## Énoncé
Recopiez fidèlement le passage de l'article sur la bande dessinée de Daniel Torres, depuis « Pour Torres, la » jusqu'à « tirer sur Franco. » inclus.

## Article

********************

« Tout ce qui peut être imaginé est réel », disait Picasso. Le Catalan Daniel Torres l'a pris au mot et imagine un passé qui n'a pas existé, crée une machine à remonter le temps avec crayons et feuilles de papier, se réincarne en son père en 1953, rencontre Picasso et l'envoie combattre dans les rangs de l'armée Républicaine.
Fiction sur une vie possible, Picasso s'en va-t-en guerre est une bande dessinée pleine charme.
En 1953, Francisco Torres un jeune dessinateur réfugié en France lors de la guerre civile espagnole, quitte Bordeaux pour Vallauris. Un mystérieux Ruiz, intéressé par son travail souhaite lui commander une bande dessinée.
Pour Torres, la surprise est de taille: Ruiz n'est autre que Pablo Picasso Ruiz, 71 ans, fatigué, usé, en proie aux critiques de la presse, et qui a un rêve. Avoir 25 ans, se battre sur le front de l'Ebre, et tirer sur Franco.
Car si le dessinateur était enfant lors de la guerre, Picasso, lui, avait 55 ans. Et ce que la vie ne lui a pas donné, le 9ème Art va le lui offrir.

********************

[Lignes de données]
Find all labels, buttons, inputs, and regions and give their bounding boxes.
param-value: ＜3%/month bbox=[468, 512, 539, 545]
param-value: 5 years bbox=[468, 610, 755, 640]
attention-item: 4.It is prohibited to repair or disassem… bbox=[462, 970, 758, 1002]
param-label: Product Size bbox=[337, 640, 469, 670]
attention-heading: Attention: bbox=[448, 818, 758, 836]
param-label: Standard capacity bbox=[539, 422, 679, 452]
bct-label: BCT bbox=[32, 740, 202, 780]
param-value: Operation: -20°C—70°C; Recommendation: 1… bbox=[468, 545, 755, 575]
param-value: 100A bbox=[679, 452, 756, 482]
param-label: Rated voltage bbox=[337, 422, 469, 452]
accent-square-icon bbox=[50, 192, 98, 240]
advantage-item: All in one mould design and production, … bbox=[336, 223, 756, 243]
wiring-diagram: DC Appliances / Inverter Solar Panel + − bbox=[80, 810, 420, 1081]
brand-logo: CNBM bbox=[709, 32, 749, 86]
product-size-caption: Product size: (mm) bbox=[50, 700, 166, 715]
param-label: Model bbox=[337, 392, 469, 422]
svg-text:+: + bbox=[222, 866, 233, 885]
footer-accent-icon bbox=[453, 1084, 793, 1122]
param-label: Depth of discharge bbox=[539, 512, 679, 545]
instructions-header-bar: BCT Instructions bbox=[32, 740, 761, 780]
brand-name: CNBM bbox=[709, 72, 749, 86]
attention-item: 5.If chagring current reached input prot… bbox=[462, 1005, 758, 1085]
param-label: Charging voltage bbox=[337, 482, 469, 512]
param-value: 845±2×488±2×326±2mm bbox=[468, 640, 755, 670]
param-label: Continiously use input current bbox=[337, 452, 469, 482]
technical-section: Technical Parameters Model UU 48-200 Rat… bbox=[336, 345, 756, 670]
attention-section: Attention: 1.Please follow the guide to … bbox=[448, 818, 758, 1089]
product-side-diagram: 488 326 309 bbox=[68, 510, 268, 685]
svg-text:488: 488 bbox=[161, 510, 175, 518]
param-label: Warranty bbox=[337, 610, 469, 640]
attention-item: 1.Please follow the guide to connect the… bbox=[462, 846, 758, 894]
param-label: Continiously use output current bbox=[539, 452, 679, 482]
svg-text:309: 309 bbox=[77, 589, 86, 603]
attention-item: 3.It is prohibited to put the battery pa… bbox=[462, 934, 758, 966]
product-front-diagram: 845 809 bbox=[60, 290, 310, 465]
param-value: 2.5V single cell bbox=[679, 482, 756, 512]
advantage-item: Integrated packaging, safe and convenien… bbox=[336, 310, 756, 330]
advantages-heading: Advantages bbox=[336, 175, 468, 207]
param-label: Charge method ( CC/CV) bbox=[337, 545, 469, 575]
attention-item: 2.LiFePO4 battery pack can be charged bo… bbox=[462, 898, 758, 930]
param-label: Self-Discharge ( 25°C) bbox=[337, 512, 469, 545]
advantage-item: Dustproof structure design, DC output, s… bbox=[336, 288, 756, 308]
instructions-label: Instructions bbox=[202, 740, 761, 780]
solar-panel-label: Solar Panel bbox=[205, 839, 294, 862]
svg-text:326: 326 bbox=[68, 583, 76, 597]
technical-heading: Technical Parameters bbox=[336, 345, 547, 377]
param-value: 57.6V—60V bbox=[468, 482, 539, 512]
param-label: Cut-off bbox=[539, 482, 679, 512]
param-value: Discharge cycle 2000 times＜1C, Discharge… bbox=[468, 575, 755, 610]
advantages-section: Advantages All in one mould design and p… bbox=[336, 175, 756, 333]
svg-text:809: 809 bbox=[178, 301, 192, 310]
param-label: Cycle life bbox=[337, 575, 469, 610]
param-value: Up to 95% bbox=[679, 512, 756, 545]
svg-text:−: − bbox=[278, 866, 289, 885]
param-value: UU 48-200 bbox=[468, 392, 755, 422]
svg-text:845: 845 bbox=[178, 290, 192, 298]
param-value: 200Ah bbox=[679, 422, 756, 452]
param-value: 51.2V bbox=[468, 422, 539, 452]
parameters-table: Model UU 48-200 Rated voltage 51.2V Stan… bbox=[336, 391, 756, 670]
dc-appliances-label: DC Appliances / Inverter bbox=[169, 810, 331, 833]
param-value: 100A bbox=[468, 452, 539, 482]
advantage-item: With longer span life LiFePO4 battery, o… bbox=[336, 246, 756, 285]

********************

## Corrigé
Pour Torres, la surprise est de taille: Ruiz n'est autre que Pablo Picasso Ruiz, 71 ans, fatigué, usé, en proie aux critiques de la presse, et qui a un rêve. Avoir 25 ans, se battre sur le front de l'Ebre, et tirer sur Franco.